* Instructions to follow *
Copy the records below exactly as they are written.

* * * * * * * * *

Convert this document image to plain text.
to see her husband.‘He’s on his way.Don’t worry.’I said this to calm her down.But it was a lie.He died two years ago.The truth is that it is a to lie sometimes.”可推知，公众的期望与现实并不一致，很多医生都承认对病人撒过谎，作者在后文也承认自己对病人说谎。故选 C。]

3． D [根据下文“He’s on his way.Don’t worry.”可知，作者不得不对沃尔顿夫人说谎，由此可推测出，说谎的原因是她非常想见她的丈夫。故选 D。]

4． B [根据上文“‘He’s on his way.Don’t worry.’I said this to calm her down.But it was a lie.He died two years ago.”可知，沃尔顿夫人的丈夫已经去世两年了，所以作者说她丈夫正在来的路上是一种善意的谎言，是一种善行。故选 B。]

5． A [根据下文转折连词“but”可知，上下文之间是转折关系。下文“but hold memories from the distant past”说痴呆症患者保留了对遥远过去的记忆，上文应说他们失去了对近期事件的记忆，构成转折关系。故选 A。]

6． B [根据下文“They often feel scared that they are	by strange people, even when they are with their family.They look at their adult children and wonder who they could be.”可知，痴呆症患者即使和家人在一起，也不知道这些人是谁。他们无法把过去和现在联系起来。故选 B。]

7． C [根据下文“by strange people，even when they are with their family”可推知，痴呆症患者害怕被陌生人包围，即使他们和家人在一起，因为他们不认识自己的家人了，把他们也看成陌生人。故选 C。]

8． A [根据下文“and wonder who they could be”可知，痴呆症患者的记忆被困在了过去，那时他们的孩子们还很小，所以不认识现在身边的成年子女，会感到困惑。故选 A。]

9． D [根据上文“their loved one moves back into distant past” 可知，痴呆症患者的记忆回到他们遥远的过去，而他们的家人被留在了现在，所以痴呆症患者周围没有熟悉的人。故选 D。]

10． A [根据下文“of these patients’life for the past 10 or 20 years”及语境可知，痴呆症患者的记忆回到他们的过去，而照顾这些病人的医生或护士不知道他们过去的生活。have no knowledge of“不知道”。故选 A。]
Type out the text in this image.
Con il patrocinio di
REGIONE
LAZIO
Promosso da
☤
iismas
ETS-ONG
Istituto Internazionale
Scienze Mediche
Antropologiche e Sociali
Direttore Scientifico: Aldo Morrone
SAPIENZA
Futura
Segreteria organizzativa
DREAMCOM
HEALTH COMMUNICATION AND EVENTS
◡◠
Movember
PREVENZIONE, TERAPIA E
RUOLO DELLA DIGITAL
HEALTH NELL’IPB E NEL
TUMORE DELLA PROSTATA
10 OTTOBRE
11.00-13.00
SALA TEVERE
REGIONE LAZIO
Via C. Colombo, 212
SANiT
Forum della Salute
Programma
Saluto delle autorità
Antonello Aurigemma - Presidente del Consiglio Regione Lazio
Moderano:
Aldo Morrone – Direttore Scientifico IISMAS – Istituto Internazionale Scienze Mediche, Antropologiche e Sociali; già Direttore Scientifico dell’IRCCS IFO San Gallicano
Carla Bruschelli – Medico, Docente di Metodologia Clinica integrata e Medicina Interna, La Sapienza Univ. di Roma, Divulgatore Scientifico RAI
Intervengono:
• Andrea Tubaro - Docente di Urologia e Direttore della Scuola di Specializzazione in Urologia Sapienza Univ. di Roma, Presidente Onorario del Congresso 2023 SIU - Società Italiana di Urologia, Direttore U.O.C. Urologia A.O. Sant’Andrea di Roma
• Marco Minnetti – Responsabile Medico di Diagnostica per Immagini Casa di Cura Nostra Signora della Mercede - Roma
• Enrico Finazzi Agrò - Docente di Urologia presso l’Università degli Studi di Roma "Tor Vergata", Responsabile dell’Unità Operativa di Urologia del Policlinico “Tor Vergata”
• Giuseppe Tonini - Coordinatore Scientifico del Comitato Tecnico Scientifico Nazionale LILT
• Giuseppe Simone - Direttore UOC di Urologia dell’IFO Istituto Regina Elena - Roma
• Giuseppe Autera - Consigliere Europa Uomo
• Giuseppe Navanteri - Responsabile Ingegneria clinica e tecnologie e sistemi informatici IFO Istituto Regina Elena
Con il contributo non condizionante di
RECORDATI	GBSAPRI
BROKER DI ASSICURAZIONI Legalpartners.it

* * * * * * * * *

* Expected answer *
Convert this document image to plain text.
to see her husband.‘He’s on his way.Don’t worry.’I said this to calm her down.But it was a lie.He died two years ago.The truth is that it is a to lie sometimes.”可推知，公众的期望与现实并不一致，很多医生都承认对病人撒过谎，作者在后文也承认自己对病人说谎。故选 C。]

3． D [根据下文“He’s on his way.Don’t worry.”可知，作者不得不对沃尔顿夫人说谎，由此可推测出，说谎的原因是她非常想见她的丈夫。故选 D。]

4． B [根据上文“‘He’s on his way.Don’t worry.’I said this to calm her down.But it was a lie.He died two years ago.”可知，沃尔顿夫人的丈夫已经去世两年了，所以作者说她丈夫正在来的路上是一种善意的谎言，是一种善行。故选 B。]

5． A [根据下文转折连词“but”可知，上下文之间是转折关系。下文“but hold memories from the distant past”说痴呆症患者保留了对遥远过去的记忆，上文应说他们失去了对近期事件的记忆，构成转折关系。故选 A。]

6． B [根据下文“They often feel scared that they are	by strange people, even when they are with their family.They look at their adult children and wonder who they could be.”可知，痴呆症患者即使和家人在一起，也不知道这些人是谁。他们无法把过去和现在联系起来。故选 B。]

7． C [根据下文“by strange people，even when they are with their family”可推知，痴呆症患者害怕被陌生人包围，即使他们和家人在一起，因为他们不认识自己的家人了，把他们也看成陌生人。故选 C。]

8． A [根据下文“and wonder who they could be”可知，痴呆症患者的记忆被困在了过去，那时他们的孩子们还很小，所以不认识现在身边的成年子女，会感到困惑。故选 A。]

9． D [根据上文“their loved one moves back into distant past” 可知，痴呆症患者的记忆回到他们遥远的过去，而他们的家人被留在了现在，所以痴呆症患者周围没有熟悉的人。故选 D。]

10． A [根据下文“of these patients’life for the past 10 or 20 years”及语境可知，痴呆症患者的记忆回到他们的过去，而照顾这些病人的医生或护士不知道他们过去的生活。have no knowledge of“不知道”。故选 A。]
Type out the text in this image.
Con il patrocinio di
REGIONE
LAZIO
Promosso da
☤
iismas
ETS-ONG
Istituto Internazionale
Scienze Mediche
Antropologiche e Sociali
Direttore Scientifico: Aldo Morrone
SAPIENZA
Futura
Segreteria organizzativa
DREAMCOM
HEALTH COMMUNICATION AND EVENTS
◡◠
Movember
PREVENZIONE, TERAPIA E
RUOLO DELLA DIGITAL
HEALTH NELL’IPB E NEL
TUMORE DELLA PROSTATA
10 OTTOBRE
11.00-13.00
SALA TEVERE
REGIONE LAZIO
Via C. Colombo, 212
SANiT
Forum della Salute
Programma
Saluto delle autorità
Antonello Aurigemma - Presidente del Consiglio Regione Lazio
Moderano:
Aldo Morrone – Direttore Scientifico IISMAS – Istituto Internazionale Scienze Mediche, Antropologiche e Sociali; già Direttore Scientifico dell’IRCCS IFO San Gallicano
Carla Bruschelli – Medico, Docente di Metodologia Clinica integrata e Medicina Interna, La Sapienza Univ. di Roma, Divulgatore Scientifico RAI
Intervengono:
• Andrea Tubaro - Docente di Urologia e Direttore della Scuola di Specializzazione in Urologia Sapienza Univ. di Roma, Presidente Onorario del Congresso 2023 SIU - Società Italiana di Urologia, Direttore U.O.C. Urologia A.O. Sant’Andrea di Roma
• Marco Minnetti – Responsabile Medico di Diagnostica per Immagini Casa di Cura Nostra Signora della Mercede - Roma
• Enrico Finazzi Agrò - Docente di Urologia presso l’Università degli Studi di Roma "Tor Vergata", Responsabile dell’Unità Operativa di Urologia del Policlinico “Tor Vergata”
• Giuseppe Tonini - Coordinatore Scientifico del Comitato Tecnico Scientifico Nazionale LILT
• Giuseppe Simone - Direttore UOC di Urologia dell’IFO Istituto Regina Elena - Roma
• Giuseppe Autera - Consigliere Europa Uomo
• Giuseppe Navanteri - Responsabile Ingegneria clinica e tecnologie e sistemi informatici IFO Istituto Regina Elena
Con il contributo non condizionante di
RECORDATI	GBSAPRI
BROKER DI ASSICURAZIONI Legalpartners.it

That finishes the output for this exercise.